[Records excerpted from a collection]
__________________________________________________
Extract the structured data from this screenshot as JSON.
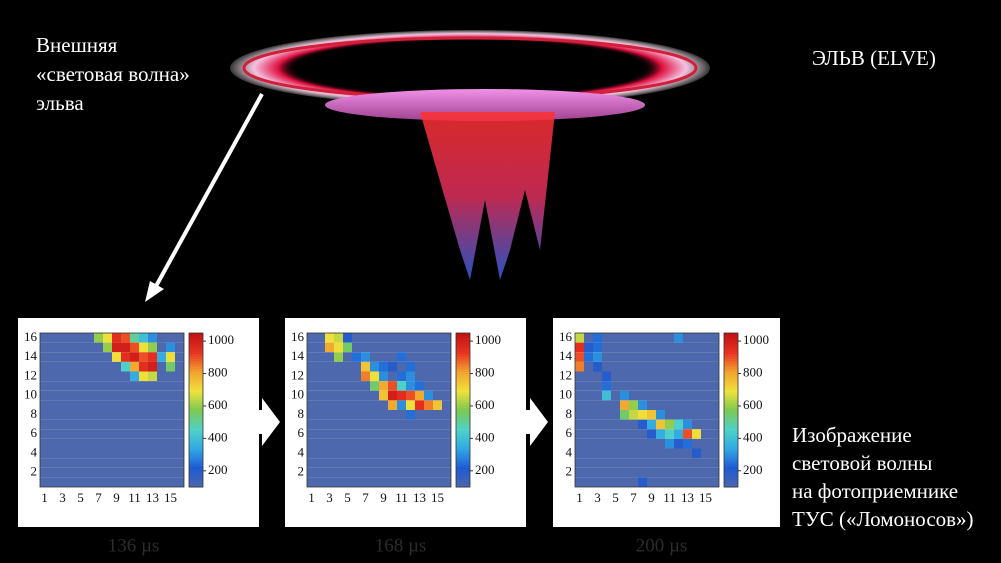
{
  "labels": {
    "left": [
      "Внешняя",
      "«световая волна»",
      "эльва"
    ],
    "right": "ЭЛЬВ (ELVE)",
    "bottom": [
      "Изображение",
      "световой волны",
      "на фотоприемнике",
      "ТУС («Ломоносов»)"
    ]
  },
  "chart_data": [
    {
      "type": "heatmap",
      "caption": "136 µs",
      "x": [
        1,
        2,
        3,
        4,
        5,
        6,
        7,
        8,
        9,
        10,
        11,
        12,
        13,
        14,
        15,
        16
      ],
      "y": [
        16,
        15,
        14,
        13,
        12,
        11,
        10,
        9,
        8,
        7,
        6,
        5,
        4,
        3,
        2,
        1
      ],
      "xticks": [
        1,
        3,
        5,
        7,
        9,
        11,
        13,
        15
      ],
      "yticks": [
        2,
        4,
        6,
        8,
        10,
        12,
        14,
        16
      ],
      "zlim": [
        100,
        1050
      ],
      "zticks": [
        200,
        400,
        600,
        800,
        1000
      ],
      "colorscale": [
        "#4d68ac",
        "#1f5ad2",
        "#31a8e4",
        "#4fd2c8",
        "#7cc850",
        "#efe23c",
        "#f2a22e",
        "#e83222",
        "#c01212"
      ],
      "z": [
        [
          100,
          100,
          100,
          100,
          100,
          100,
          600,
          700,
          950,
          900,
          500,
          400,
          300,
          100,
          100,
          100
        ],
        [
          100,
          100,
          100,
          100,
          100,
          100,
          100,
          600,
          1000,
          1000,
          900,
          700,
          600,
          100,
          300,
          100
        ],
        [
          100,
          100,
          100,
          100,
          100,
          100,
          100,
          100,
          700,
          950,
          1000,
          900,
          950,
          350,
          700,
          100
        ],
        [
          100,
          100,
          100,
          100,
          100,
          100,
          100,
          100,
          100,
          450,
          800,
          950,
          1000,
          100,
          550,
          100
        ],
        [
          100,
          100,
          100,
          100,
          100,
          100,
          100,
          100,
          100,
          100,
          350,
          700,
          650,
          100,
          100,
          100
        ],
        [
          100,
          100,
          100,
          100,
          100,
          100,
          100,
          100,
          100,
          100,
          100,
          100,
          100,
          100,
          100,
          100
        ],
        [
          100,
          100,
          100,
          100,
          100,
          100,
          100,
          100,
          100,
          100,
          100,
          100,
          100,
          100,
          100,
          100
        ],
        [
          100,
          100,
          100,
          100,
          100,
          100,
          100,
          100,
          100,
          100,
          100,
          100,
          100,
          100,
          100,
          100
        ],
        [
          100,
          100,
          100,
          100,
          100,
          100,
          100,
          100,
          100,
          100,
          100,
          100,
          100,
          100,
          100,
          100
        ],
        [
          100,
          100,
          100,
          100,
          100,
          100,
          100,
          100,
          100,
          100,
          100,
          100,
          100,
          100,
          100,
          100
        ],
        [
          100,
          100,
          100,
          100,
          100,
          100,
          100,
          100,
          100,
          100,
          100,
          100,
          100,
          100,
          100,
          100
        ],
        [
          100,
          100,
          100,
          100,
          100,
          100,
          100,
          100,
          100,
          100,
          100,
          100,
          100,
          100,
          100,
          100
        ],
        [
          100,
          100,
          100,
          100,
          100,
          100,
          100,
          100,
          100,
          100,
          100,
          100,
          100,
          100,
          100,
          100
        ],
        [
          100,
          100,
          100,
          100,
          100,
          100,
          100,
          100,
          100,
          100,
          100,
          100,
          100,
          100,
          100,
          100
        ],
        [
          100,
          100,
          100,
          100,
          100,
          100,
          100,
          100,
          100,
          100,
          100,
          100,
          100,
          100,
          100,
          100
        ],
        [
          100,
          100,
          100,
          100,
          100,
          100,
          100,
          100,
          100,
          100,
          100,
          100,
          100,
          100,
          100,
          100
        ]
      ]
    },
    {
      "type": "heatmap",
      "caption": "168 µs",
      "x": [
        1,
        2,
        3,
        4,
        5,
        6,
        7,
        8,
        9,
        10,
        11,
        12,
        13,
        14,
        15,
        16
      ],
      "y": [
        16,
        15,
        14,
        13,
        12,
        11,
        10,
        9,
        8,
        7,
        6,
        5,
        4,
        3,
        2,
        1
      ],
      "xticks": [
        1,
        3,
        5,
        7,
        9,
        11,
        13,
        15
      ],
      "yticks": [
        2,
        4,
        6,
        8,
        10,
        12,
        14,
        16
      ],
      "zlim": [
        100,
        1050
      ],
      "zticks": [
        200,
        400,
        600,
        800,
        1000
      ],
      "colorscale": [
        "#4d68ac",
        "#1f5ad2",
        "#31a8e4",
        "#4fd2c8",
        "#7cc850",
        "#efe23c",
        "#f2a22e",
        "#e83222",
        "#c01212"
      ],
      "z": [
        [
          100,
          100,
          700,
          650,
          200,
          100,
          100,
          100,
          100,
          100,
          100,
          100,
          100,
          100,
          100,
          100
        ],
        [
          100,
          100,
          800,
          700,
          550,
          100,
          100,
          100,
          100,
          100,
          100,
          100,
          100,
          100,
          100,
          100
        ],
        [
          100,
          100,
          100,
          600,
          100,
          250,
          300,
          100,
          100,
          100,
          250,
          100,
          100,
          100,
          100,
          100
        ],
        [
          100,
          100,
          100,
          100,
          100,
          100,
          750,
          300,
          250,
          200,
          100,
          250,
          100,
          100,
          100,
          100
        ],
        [
          100,
          100,
          100,
          100,
          100,
          100,
          850,
          700,
          300,
          100,
          250,
          300,
          100,
          100,
          100,
          100
        ],
        [
          100,
          100,
          100,
          100,
          100,
          100,
          100,
          550,
          800,
          900,
          450,
          300,
          250,
          100,
          100,
          100
        ],
        [
          100,
          100,
          100,
          100,
          100,
          100,
          100,
          100,
          750,
          1000,
          950,
          900,
          800,
          300,
          100,
          100
        ],
        [
          100,
          100,
          100,
          100,
          100,
          100,
          100,
          100,
          100,
          800,
          300,
          700,
          950,
          850,
          750,
          100
        ],
        [
          100,
          100,
          100,
          100,
          100,
          100,
          100,
          100,
          100,
          100,
          100,
          250,
          100,
          100,
          100,
          100
        ],
        [
          100,
          100,
          100,
          100,
          100,
          100,
          100,
          100,
          100,
          100,
          100,
          100,
          100,
          100,
          100,
          100
        ],
        [
          100,
          100,
          100,
          100,
          100,
          100,
          100,
          100,
          100,
          100,
          100,
          100,
          100,
          100,
          100,
          100
        ],
        [
          100,
          100,
          100,
          100,
          100,
          100,
          100,
          100,
          100,
          100,
          100,
          100,
          100,
          100,
          100,
          100
        ],
        [
          100,
          100,
          100,
          100,
          100,
          100,
          100,
          100,
          100,
          100,
          100,
          100,
          100,
          100,
          100,
          100
        ],
        [
          100,
          100,
          100,
          100,
          100,
          100,
          100,
          100,
          100,
          100,
          100,
          100,
          100,
          100,
          100,
          100
        ],
        [
          100,
          100,
          100,
          100,
          100,
          100,
          100,
          100,
          100,
          100,
          100,
          100,
          100,
          100,
          100,
          100
        ],
        [
          100,
          100,
          100,
          100,
          100,
          100,
          100,
          100,
          100,
          100,
          100,
          100,
          100,
          100,
          100,
          100
        ]
      ]
    },
    {
      "type": "heatmap",
      "caption": "200 µs",
      "x": [
        1,
        2,
        3,
        4,
        5,
        6,
        7,
        8,
        9,
        10,
        11,
        12,
        13,
        14,
        15,
        16
      ],
      "y": [
        16,
        15,
        14,
        13,
        12,
        11,
        10,
        9,
        8,
        7,
        6,
        5,
        4,
        3,
        2,
        1
      ],
      "xticks": [
        1,
        3,
        5,
        7,
        9,
        11,
        13,
        15
      ],
      "yticks": [
        2,
        4,
        6,
        8,
        10,
        12,
        14,
        16
      ],
      "zlim": [
        100,
        1050
      ],
      "zticks": [
        200,
        400,
        600,
        800,
        1000
      ],
      "colorscale": [
        "#4d68ac",
        "#1f5ad2",
        "#31a8e4",
        "#4fd2c8",
        "#7cc850",
        "#efe23c",
        "#f2a22e",
        "#e83222",
        "#c01212"
      ],
      "z": [
        [
          650,
          100,
          250,
          100,
          100,
          100,
          100,
          100,
          100,
          100,
          100,
          300,
          100,
          100,
          100,
          100
        ],
        [
          950,
          200,
          250,
          100,
          100,
          100,
          100,
          100,
          100,
          100,
          100,
          100,
          100,
          100,
          100,
          100
        ],
        [
          900,
          250,
          300,
          100,
          100,
          100,
          100,
          100,
          100,
          100,
          100,
          100,
          100,
          100,
          100,
          100
        ],
        [
          850,
          100,
          200,
          100,
          100,
          100,
          100,
          100,
          100,
          100,
          100,
          100,
          100,
          100,
          100,
          100
        ],
        [
          100,
          100,
          100,
          200,
          100,
          100,
          100,
          100,
          100,
          100,
          100,
          100,
          100,
          100,
          100,
          100
        ],
        [
          100,
          100,
          100,
          250,
          100,
          100,
          100,
          100,
          100,
          100,
          100,
          100,
          100,
          100,
          100,
          100
        ],
        [
          100,
          100,
          100,
          400,
          100,
          300,
          100,
          100,
          100,
          100,
          100,
          100,
          100,
          100,
          100,
          100
        ],
        [
          100,
          100,
          100,
          100,
          100,
          800,
          600,
          300,
          100,
          100,
          100,
          100,
          100,
          100,
          100,
          100
        ],
        [
          100,
          100,
          100,
          100,
          100,
          550,
          650,
          700,
          750,
          300,
          100,
          100,
          100,
          100,
          100,
          100
        ],
        [
          100,
          100,
          100,
          100,
          100,
          100,
          100,
          200,
          350,
          750,
          600,
          450,
          300,
          100,
          100,
          100
        ],
        [
          100,
          100,
          100,
          100,
          100,
          100,
          100,
          100,
          200,
          350,
          450,
          350,
          900,
          700,
          100,
          100
        ],
        [
          100,
          100,
          100,
          100,
          100,
          100,
          100,
          100,
          100,
          100,
          300,
          200,
          250,
          100,
          100,
          100
        ],
        [
          100,
          100,
          100,
          100,
          100,
          100,
          100,
          100,
          100,
          100,
          100,
          100,
          100,
          200,
          100,
          100
        ],
        [
          100,
          100,
          100,
          100,
          100,
          100,
          100,
          100,
          100,
          100,
          100,
          100,
          100,
          100,
          100,
          100
        ],
        [
          100,
          100,
          100,
          100,
          100,
          100,
          100,
          100,
          100,
          100,
          100,
          100,
          100,
          100,
          100,
          100
        ],
        [
          100,
          100,
          100,
          100,
          100,
          100,
          100,
          200,
          100,
          100,
          100,
          100,
          100,
          100,
          100,
          100
        ]
      ]
    }
  ]
}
__________________________________________________
__TASK TO COMPLETE__
Return all lines of the material above in which the word "caption" occurs.

__ANSWER__
      "caption": "136 µs",
      "caption": "168 µs",
      "caption": "200 µs",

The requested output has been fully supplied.